# SOURCE start
I’m not sure I’ve found the truth, whatever that may be, but at least I think I’ve identified the false. And if you want to tell me why I’m wrong, go ahead – at least I’ll take it as evidence you too have thought these things through. Haven’t you?
1. A vote for independence is just a vote for the SNP.
If you’re a Scottish Labour activist, the SNP are the opposition. Your reasoning goes something like this: SNP are bad. SNP want independence. Whatever the SNP want must be bad. Independence is bad. Hence, voting for independence is like voting for the SNP, and both are bad. Capiche?
Voting for, or against, Scottish independence is a decision stemming from, well, everything. What we want Scotland to be, how we want to act, what we want to do. There are considered and thoughtful arguments for and against both sides, whether Scotland is independent or part of the United Kingdom.
What a vote for independence it is not, is a vote for party politics. It doesn’t always, but it ought to transcend that. To relegate it to just choosing sides isn’t good enough.
And, if I can be really cheeky, a vote for independence is a vote to probably get rid of the SNP – how’s that for defeating your enemies!
2. Independence is a policy panacea.
“It’s the SNP’s answer for everything. Independence. We can’t do that unless we have independence. Once we have independence Scotland will be a land of milk and honey, ahem, oil and whisky…”
Oh, I’m sorry Labour, but the SNP’s competent record in government since 2007 rather puts paid to that one. Even the valid criticisms of significant policy reform – the police force, further education – still makes these not mere bagatelles popped out to make it look like the SNP have been busy. A solid opposition to Westminster cuts. A stable ministerial team with only a few hiccups along the way. In fact, I wish I could say the same for Labour’s leadership and direction since it lost power.
And of course, the SNP government in Holyrood could do more. But at least there’s a 670 page proposal for Scotland’s future under independence. Any chance you might want to let us know what life might be like under a continuing union?
3. We have as much in common with working people in Manchester as in Scotland.
Yes we do. During my twenties my friends moved from Scotland to Manchester and Leeds and Newcastle and it didn’t feel like they’d gone to a foreign country. And I have friends in Dublin and Toulouse and Stockholm and I don’t feel like they live in an exotic and faraway locale either. (And, no offence to the Greens who blog here, sometimes its a lot easier and cheaper to fly to them than to get a train halfway up the country.)
This is in contrast to all of us that moved to London (myself included), and haven’t been or thought much beyond the boundaries of the M25 since.
# SOURCE end
# DATASET ROWS start
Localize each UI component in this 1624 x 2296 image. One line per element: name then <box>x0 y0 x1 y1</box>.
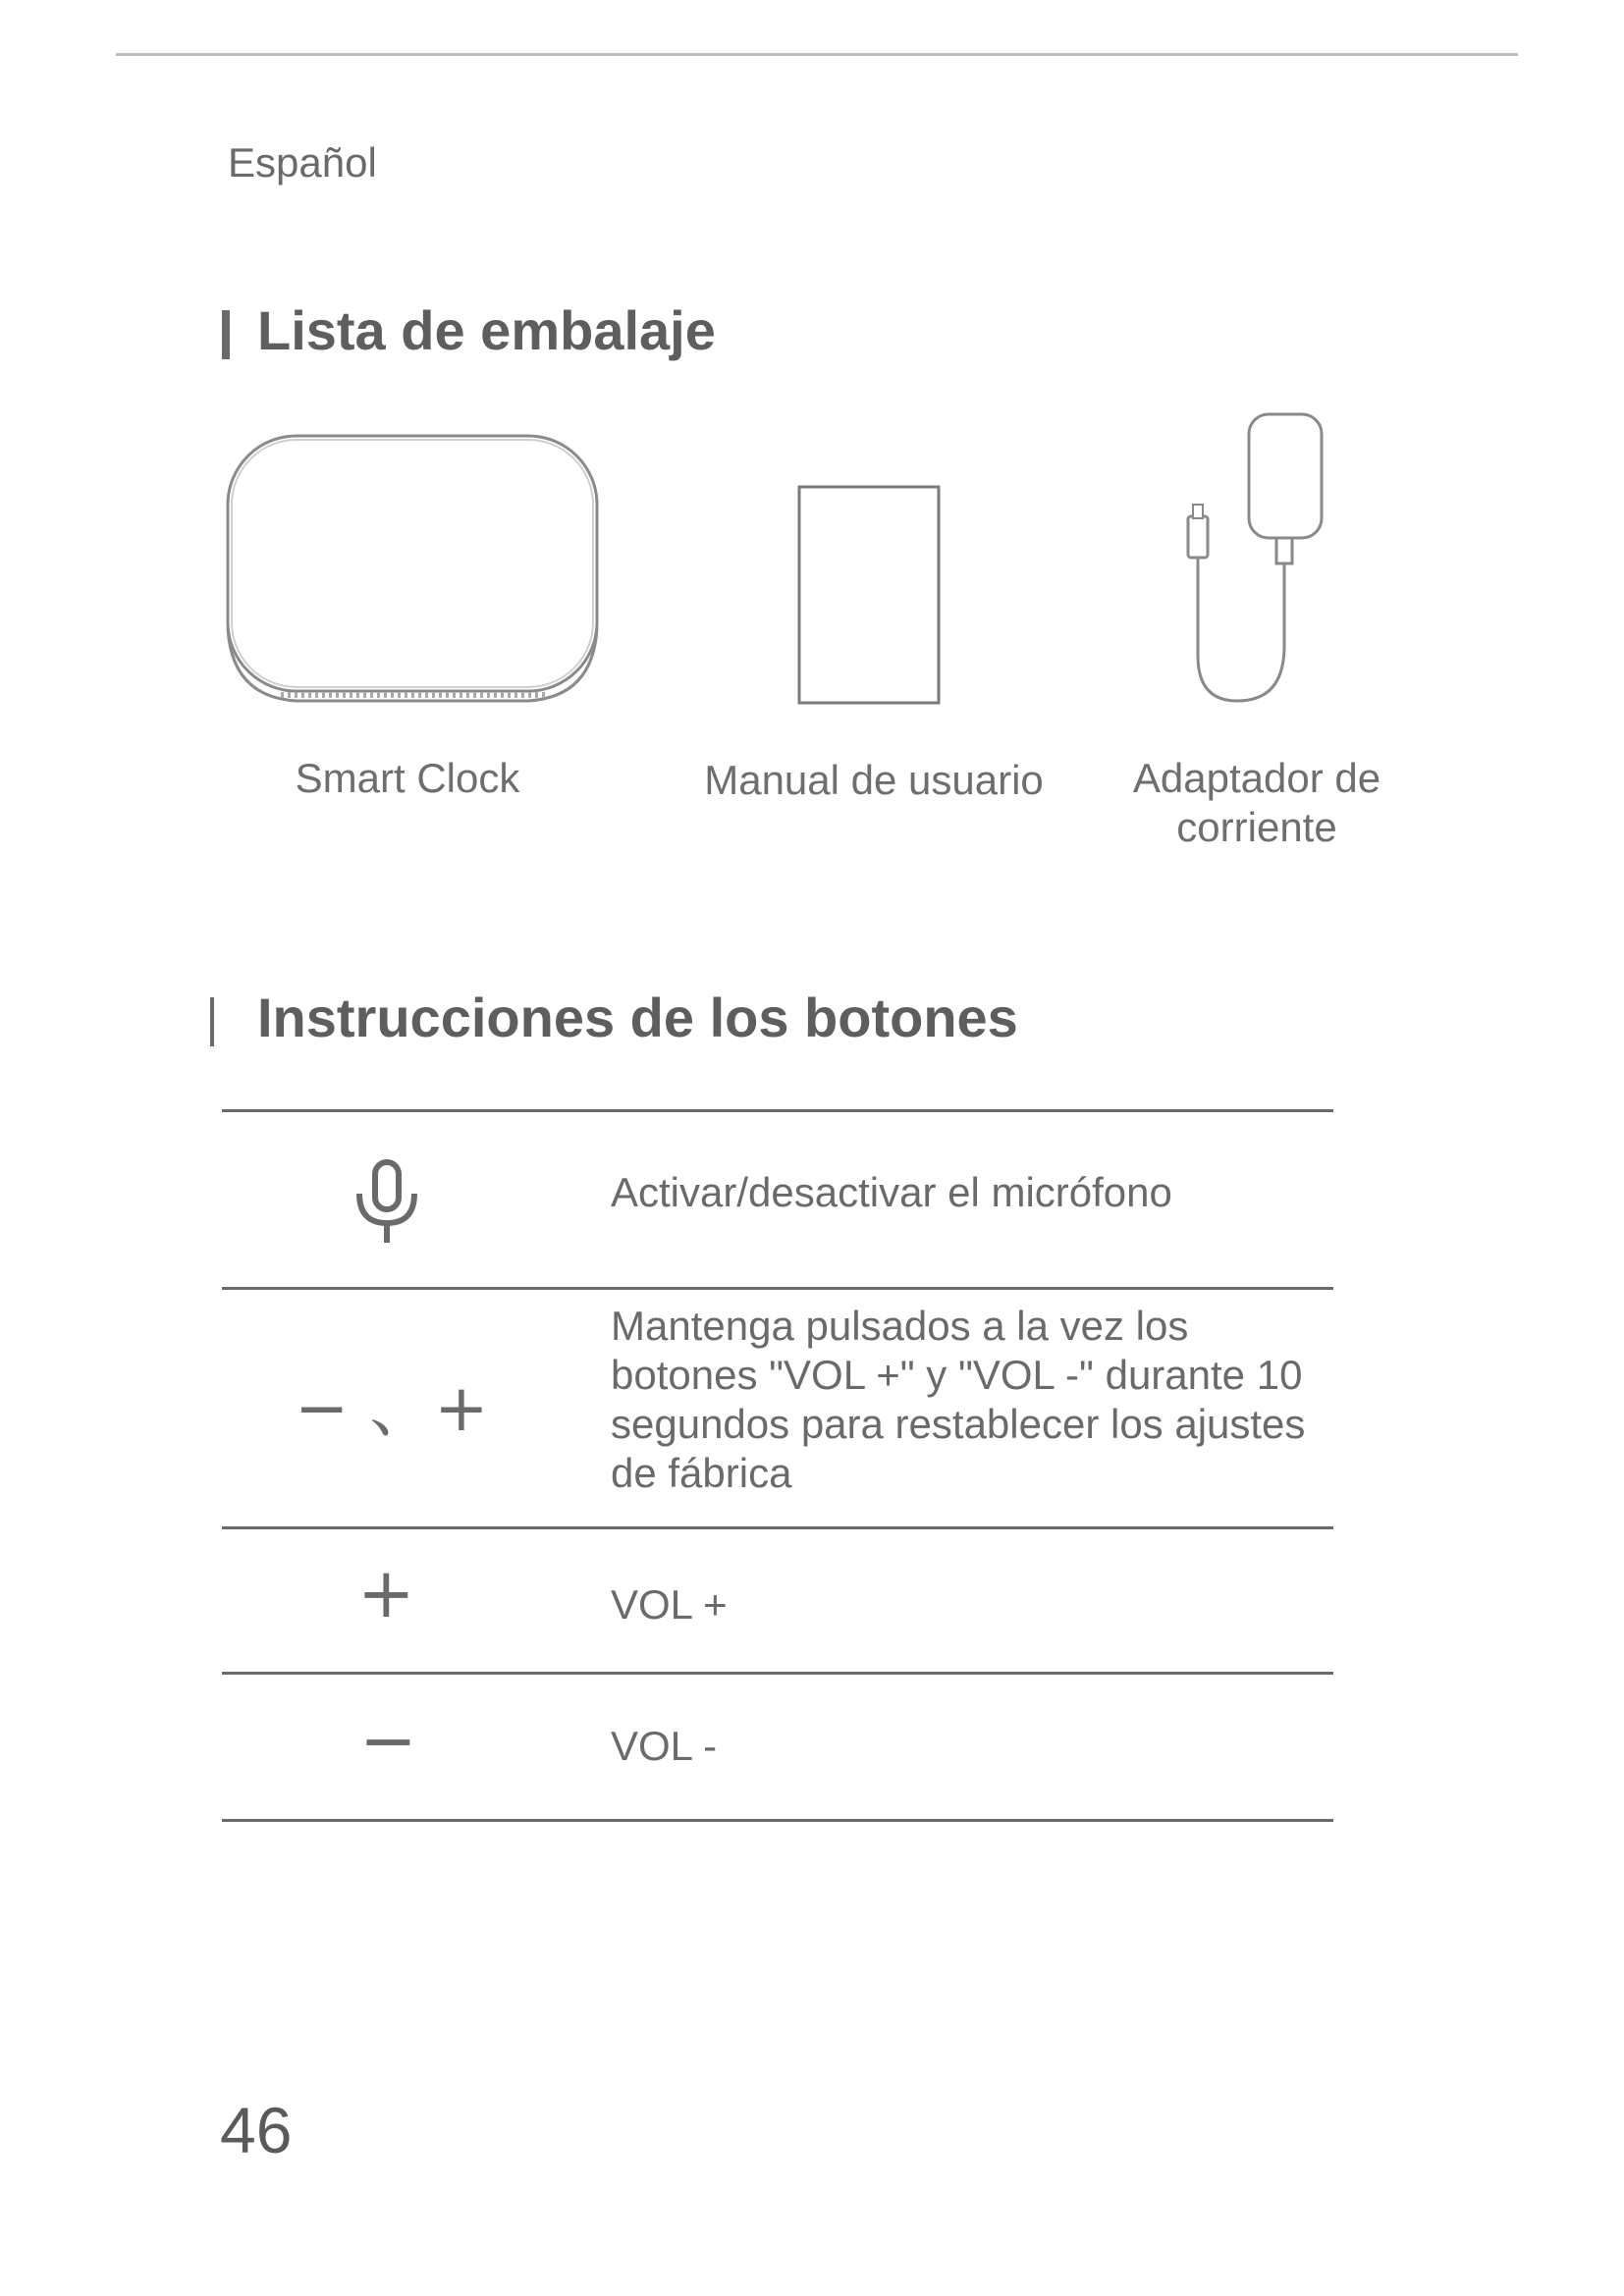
packing-list-title: Lista de embalaje <box>257 299 716 361</box>
manual-illustration <box>795 483 943 709</box>
manual-label: Manual de usuario <box>704 757 1044 803</box>
table-divider <box>222 1819 1333 1822</box>
plus-icon: + <box>357 1553 415 1633</box>
language-label: Español <box>228 139 377 186</box>
section-marker <box>210 997 214 1046</box>
reset-description-line: segundos para restablecer los ajustes <box>611 1401 1306 1447</box>
page-number: 46 <box>220 2094 293 2166</box>
power-adapter-illustration <box>1139 410 1335 715</box>
power-adapter-label-line2: corriente <box>1176 804 1337 850</box>
table-divider <box>222 1526 1333 1529</box>
power-adapter-label <box>1100 754 1414 852</box>
minus-icon: − <box>359 1700 417 1781</box>
buttons-title: Instrucciones de los botones <box>257 987 1018 1048</box>
smart-clock-label: Smart Clock <box>295 755 520 801</box>
smart-clock-illustration <box>222 432 605 707</box>
power-adapter-label-line1: Adaptador de <box>1132 755 1381 801</box>
mic-description: Activar/desactivar el micrófono <box>611 1169 1172 1215</box>
reset-description-line: de fábrica <box>611 1450 792 1496</box>
table-divider <box>222 1287 1333 1290</box>
vol-up-description: VOL + <box>611 1581 728 1628</box>
vol-down-description: VOL - <box>611 1723 718 1769</box>
reset-description <box>611 1302 1305 1498</box>
minus-plus-icon: − 、+ <box>295 1370 489 1446</box>
table-divider <box>222 1672 1333 1675</box>
table-divider <box>222 1109 1333 1112</box>
reset-description-line: Mantenga pulsados a la vez los <box>611 1303 1189 1349</box>
microphone-icon <box>353 1158 420 1247</box>
reset-description-line: botones "VOL +" y "VOL -" durante 10 <box>611 1352 1303 1398</box>
top-divider <box>116 53 1518 56</box>
section-marker <box>222 310 230 359</box>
# DATASET ROWS end
*INSTRUCTIONS:*
A. Rewrite the entries between the lines holding "packing-list-title: Lista de" and "power-adapter-illustration <box>1139 410", inclusive, changing "section-marker" to "section-bar" and leaving everything else as it is.
B. Write what comes next in the essay on Scottish independence, picking up after its final sentence.

*TASK RESPONSES:*
A.
packing-list-title: Lista de embalaje <box>257 299 716 361</box>
manual-illustration <box>795 483 943 709</box>
manual-label: Manual de usuario <box>704 757 1044 803</box>
table-divider <box>222 1819 1333 1822</box>
plus-icon: + <box>357 1553 415 1633</box>
language-label: Español <box>228 139 377 186</box>
section-bar <box>210 997 214 1046</box>
reset-description-line: segundos para restablecer los ajustes <box>611 1401 1306 1447</box>
page-number: 46 <box>220 2094 293 2166</box>
power-adapter-illustration <box>1139 410 1335 715</box>

B.
Solidarity doesn’t stop at the border, whether it’s old or new. It’s not good enough to not vote for independence out of a sense of obligation to (and a decent number of Labour MPs for) comrades in England. But it’s just not true to say without Scotland, England will be cast into a fiery pit, ruled by Tories and their City cronies forevermore. Labour would have won without Scotland in 1997, 2001 and 2005. There are people working hard in these green and pleasant lands for a better and more socially just England, whether that’s electing a Green MP or opposing Coalition cuts. Like an activist friend said to me: “I want Scotland to be independent. I just want you to take me with you.
4. A Labour government in Westminster working with Holyrood will deliver more for Scotland.
Debatable. My experience of working in Holyrood for Labour was that Westminster was really rather cross with us most of the time, whether about extraordinary rendition or Forth Bridge tolls. It still seems a bit frosty. And I’m not sure I favour the chances of a Labour Government being formed in 2015.
5. I didn’t get involved in politics to defend the union.
Actually, this one’s true. I didn’t. And so I won’t.
#1 by Topher Dawson on March 8, 2014 - 8:20 pm
You come across as intelligent and seem to have aspirations for Scotland, rather than yourself, which is refreshing. I hope, Kirsty, that after the Yes vote you will consider rejoining or re-forming the Labour party in Scotland and be part of the group which rises from the ashes.
There are honourable principles in Old Labour in Scotland and decent folk who want to vote that way and deserve representation. When the Yes vote happens I hope there is a big clean-out of Labour skeletons in the cupboard and a party manifesto worthy of the name. Labour voters deserve better political talent than they currently get and it would be healthy for the SNP to have real opposition.